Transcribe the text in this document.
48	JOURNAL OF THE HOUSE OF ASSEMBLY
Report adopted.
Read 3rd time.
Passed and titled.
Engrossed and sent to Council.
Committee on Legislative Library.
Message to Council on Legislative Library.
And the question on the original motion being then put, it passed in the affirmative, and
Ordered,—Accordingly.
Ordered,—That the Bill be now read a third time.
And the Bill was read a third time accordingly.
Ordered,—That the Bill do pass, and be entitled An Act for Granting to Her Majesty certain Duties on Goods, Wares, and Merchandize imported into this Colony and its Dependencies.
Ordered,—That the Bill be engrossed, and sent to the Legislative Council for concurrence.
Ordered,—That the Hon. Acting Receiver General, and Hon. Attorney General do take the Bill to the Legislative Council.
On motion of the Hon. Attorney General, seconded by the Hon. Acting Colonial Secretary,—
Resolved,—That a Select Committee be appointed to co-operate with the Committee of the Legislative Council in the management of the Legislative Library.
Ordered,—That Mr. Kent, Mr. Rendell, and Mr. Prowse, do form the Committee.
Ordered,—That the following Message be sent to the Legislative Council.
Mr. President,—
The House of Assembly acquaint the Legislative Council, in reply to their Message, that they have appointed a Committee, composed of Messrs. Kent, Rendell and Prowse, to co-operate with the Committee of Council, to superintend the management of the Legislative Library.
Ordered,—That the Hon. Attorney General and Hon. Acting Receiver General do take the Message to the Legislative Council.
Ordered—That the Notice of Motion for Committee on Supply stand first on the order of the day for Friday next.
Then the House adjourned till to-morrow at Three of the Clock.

________

*Written request*.
List every line above that holds the word "third".

*Solution*.
Ordered,—That the Bill be now read a third time.
And the Bill was read a third time accordingly.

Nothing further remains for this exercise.